Problem:
In the listing below, find every line containing "kalp" and copy it out.

= = = = =

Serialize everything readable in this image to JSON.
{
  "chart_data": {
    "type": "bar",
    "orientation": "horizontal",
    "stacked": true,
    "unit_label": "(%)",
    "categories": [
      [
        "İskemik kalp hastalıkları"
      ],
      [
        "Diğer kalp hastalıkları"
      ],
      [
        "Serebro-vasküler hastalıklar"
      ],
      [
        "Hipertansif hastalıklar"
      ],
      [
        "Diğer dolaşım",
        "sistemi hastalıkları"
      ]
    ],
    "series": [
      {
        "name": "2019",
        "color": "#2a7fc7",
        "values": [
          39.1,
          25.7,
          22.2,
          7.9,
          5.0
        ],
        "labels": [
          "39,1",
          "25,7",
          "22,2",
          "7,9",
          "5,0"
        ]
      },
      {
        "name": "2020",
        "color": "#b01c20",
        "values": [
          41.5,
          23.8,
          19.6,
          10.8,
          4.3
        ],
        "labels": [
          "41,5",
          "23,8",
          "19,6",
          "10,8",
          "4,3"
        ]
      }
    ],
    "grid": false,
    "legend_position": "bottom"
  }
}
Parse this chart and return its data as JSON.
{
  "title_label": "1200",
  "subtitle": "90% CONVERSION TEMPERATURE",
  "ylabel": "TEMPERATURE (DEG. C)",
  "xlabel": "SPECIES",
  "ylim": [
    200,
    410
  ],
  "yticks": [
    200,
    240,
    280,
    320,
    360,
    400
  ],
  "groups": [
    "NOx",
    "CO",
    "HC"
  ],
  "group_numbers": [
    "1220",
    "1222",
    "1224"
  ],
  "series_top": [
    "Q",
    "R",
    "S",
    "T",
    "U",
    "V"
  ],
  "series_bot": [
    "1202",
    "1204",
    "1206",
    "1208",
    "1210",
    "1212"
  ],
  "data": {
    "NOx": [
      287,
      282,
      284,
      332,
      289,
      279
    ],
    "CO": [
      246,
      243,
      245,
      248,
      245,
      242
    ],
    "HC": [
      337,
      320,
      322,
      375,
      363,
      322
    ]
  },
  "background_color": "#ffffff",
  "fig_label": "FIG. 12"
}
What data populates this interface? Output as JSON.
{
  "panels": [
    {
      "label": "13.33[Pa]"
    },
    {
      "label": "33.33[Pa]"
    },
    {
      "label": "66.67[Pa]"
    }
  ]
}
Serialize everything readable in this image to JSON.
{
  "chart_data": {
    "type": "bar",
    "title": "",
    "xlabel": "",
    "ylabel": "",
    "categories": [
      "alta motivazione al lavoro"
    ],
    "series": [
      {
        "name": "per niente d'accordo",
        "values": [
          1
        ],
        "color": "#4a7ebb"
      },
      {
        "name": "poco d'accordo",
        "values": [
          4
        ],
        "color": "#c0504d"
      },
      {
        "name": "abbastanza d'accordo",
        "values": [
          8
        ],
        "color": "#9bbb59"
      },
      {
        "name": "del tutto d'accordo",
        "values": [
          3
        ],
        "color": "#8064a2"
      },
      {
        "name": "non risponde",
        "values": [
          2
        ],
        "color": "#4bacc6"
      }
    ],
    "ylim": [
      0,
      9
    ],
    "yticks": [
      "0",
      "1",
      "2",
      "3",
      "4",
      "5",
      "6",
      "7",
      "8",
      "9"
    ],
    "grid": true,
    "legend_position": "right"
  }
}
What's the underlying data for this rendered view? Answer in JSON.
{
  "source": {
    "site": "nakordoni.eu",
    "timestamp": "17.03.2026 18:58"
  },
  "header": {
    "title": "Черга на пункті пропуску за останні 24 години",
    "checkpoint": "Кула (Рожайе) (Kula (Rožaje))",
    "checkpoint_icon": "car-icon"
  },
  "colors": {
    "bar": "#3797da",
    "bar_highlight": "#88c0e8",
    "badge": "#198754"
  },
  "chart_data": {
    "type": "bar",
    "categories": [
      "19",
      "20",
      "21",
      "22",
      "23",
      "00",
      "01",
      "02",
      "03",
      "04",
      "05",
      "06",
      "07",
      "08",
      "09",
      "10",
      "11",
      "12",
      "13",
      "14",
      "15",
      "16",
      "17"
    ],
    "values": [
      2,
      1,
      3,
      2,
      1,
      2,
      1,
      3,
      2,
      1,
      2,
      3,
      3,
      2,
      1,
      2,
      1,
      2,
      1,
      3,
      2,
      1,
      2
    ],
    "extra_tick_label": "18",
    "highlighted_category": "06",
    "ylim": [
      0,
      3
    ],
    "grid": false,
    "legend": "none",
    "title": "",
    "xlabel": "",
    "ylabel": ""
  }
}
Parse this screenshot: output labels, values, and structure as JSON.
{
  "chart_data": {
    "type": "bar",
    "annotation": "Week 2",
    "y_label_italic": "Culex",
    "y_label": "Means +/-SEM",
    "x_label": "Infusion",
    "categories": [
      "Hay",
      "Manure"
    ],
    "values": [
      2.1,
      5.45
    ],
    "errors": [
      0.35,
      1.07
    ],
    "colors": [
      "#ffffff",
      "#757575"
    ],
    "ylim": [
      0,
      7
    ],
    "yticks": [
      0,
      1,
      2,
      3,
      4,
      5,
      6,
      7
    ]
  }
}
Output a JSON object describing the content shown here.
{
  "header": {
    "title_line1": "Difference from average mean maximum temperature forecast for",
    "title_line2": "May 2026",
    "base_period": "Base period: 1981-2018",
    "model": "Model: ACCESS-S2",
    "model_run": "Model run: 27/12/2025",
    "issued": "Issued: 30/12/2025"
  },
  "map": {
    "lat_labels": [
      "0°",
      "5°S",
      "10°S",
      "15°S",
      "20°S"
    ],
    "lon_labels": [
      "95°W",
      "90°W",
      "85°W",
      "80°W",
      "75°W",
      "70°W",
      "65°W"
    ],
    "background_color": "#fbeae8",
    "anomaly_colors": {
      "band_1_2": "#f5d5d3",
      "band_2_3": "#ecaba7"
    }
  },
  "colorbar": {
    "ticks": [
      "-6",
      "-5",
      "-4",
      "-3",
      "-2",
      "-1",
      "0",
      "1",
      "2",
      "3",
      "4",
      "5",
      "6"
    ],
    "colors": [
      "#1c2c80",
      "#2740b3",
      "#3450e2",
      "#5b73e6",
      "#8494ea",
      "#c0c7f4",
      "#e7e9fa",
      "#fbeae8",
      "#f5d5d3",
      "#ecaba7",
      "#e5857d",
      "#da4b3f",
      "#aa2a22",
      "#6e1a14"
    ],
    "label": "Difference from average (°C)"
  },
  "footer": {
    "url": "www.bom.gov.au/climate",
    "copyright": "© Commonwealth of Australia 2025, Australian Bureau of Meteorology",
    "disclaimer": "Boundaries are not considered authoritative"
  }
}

= = = = =

Right answer:
        "İskemik kalp hastalıkları"
        "Diğer kalp hastalıkları"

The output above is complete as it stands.